▼

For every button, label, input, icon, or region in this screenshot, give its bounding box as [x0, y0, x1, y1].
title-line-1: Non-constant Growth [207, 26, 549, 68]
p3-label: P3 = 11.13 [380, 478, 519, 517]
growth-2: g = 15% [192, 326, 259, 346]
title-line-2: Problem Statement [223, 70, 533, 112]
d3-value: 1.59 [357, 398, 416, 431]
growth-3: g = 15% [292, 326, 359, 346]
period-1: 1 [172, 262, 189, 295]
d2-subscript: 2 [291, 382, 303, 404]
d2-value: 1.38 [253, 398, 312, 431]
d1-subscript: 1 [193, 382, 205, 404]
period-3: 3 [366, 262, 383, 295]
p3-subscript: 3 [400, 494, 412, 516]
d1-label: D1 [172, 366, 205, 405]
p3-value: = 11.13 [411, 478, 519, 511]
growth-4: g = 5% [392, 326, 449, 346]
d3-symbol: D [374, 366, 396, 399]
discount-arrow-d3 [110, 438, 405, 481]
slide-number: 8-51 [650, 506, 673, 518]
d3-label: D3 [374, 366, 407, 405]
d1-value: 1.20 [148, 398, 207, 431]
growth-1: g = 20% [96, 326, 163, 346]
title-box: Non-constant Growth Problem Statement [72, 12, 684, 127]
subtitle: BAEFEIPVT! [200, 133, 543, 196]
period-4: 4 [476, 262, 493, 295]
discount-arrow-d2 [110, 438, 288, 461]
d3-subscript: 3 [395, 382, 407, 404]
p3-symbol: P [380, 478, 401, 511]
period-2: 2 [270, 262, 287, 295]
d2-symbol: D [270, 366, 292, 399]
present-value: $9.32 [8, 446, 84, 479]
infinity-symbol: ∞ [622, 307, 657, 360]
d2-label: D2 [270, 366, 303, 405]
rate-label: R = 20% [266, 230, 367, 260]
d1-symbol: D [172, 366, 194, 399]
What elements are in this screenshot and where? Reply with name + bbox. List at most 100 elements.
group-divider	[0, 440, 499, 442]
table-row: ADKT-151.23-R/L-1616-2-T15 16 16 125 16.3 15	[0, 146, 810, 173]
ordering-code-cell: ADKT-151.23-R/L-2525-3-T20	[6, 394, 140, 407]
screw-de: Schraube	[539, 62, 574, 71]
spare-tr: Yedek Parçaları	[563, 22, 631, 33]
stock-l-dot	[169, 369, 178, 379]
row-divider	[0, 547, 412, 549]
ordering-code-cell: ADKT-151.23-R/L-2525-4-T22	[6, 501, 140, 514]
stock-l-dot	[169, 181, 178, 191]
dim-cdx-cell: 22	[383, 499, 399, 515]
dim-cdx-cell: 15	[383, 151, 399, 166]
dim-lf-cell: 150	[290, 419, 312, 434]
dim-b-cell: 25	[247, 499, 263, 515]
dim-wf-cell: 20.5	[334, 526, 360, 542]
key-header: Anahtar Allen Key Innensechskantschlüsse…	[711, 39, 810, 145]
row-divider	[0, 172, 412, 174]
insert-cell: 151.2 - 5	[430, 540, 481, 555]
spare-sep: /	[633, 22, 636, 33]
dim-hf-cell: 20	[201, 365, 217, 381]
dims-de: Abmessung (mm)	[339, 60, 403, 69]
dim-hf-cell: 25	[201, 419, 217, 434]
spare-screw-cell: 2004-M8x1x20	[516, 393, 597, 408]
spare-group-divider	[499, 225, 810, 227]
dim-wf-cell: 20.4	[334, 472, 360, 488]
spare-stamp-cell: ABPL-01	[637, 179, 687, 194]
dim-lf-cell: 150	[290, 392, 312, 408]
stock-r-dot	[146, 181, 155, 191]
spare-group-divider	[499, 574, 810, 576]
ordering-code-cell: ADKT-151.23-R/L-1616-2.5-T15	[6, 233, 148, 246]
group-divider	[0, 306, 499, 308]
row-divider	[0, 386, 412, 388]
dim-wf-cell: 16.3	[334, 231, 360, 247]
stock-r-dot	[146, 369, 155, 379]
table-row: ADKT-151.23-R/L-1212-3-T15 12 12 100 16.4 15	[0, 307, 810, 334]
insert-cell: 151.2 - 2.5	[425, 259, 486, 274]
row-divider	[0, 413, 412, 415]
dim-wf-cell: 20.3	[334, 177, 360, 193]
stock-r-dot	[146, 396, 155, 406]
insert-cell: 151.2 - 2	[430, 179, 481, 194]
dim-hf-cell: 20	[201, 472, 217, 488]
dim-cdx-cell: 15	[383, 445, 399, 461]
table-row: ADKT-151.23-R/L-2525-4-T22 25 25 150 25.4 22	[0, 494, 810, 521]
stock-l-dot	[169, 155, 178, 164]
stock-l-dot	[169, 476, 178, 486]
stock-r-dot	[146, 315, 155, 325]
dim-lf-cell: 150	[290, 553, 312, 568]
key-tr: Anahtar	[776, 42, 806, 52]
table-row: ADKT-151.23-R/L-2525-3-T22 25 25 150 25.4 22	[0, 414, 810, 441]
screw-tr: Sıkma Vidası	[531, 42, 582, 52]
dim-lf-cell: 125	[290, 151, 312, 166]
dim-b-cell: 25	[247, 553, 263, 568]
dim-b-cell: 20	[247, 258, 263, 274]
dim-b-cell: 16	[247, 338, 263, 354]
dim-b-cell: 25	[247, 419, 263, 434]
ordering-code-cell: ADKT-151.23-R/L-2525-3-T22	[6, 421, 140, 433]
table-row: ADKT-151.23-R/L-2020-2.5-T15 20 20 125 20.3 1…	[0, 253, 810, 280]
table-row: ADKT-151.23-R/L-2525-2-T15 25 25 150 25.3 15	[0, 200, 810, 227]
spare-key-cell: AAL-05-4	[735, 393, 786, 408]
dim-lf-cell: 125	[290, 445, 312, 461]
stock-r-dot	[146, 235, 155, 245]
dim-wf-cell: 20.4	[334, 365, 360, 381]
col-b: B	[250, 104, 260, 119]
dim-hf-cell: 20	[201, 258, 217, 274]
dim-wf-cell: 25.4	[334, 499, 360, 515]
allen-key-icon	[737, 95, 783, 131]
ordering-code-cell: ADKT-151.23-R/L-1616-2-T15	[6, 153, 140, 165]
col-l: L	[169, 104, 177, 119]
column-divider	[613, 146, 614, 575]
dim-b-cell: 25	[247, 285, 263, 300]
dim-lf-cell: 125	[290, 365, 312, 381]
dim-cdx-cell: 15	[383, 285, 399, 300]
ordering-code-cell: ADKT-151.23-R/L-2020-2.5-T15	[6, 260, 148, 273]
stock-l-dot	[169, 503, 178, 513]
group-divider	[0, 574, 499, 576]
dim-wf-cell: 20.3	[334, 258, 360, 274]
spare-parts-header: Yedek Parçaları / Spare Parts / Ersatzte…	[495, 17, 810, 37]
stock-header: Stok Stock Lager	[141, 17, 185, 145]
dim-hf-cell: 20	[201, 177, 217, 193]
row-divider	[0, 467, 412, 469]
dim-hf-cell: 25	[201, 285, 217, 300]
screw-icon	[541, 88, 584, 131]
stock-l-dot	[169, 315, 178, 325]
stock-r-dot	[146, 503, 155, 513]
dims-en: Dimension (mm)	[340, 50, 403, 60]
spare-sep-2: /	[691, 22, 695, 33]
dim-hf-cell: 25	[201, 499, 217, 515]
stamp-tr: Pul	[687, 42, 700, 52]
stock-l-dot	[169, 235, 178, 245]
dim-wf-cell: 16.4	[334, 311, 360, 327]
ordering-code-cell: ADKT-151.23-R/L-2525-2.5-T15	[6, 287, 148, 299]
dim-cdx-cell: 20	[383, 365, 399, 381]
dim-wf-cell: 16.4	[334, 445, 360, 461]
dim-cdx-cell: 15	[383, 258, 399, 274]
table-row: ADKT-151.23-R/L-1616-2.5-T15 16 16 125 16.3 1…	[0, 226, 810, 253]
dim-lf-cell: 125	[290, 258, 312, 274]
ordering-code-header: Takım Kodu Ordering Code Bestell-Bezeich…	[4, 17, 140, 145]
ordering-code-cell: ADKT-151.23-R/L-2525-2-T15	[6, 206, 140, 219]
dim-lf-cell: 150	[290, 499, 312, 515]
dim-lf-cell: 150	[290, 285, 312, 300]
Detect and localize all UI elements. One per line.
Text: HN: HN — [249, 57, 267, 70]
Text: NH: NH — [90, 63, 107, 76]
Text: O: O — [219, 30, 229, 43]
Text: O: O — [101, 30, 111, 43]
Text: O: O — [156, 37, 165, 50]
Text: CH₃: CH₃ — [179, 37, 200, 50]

▲

## Task details
Report each line of the records above that contains the string "subscript", treating uppercase and lowercase letters as distinct.

## Complete output
d2-subscript: 2 [291, 382, 303, 404]
d1-subscript: 1 [193, 382, 205, 404]
p3-subscript: 3 [400, 494, 412, 516]
d3-subscript: 3 [395, 382, 407, 404]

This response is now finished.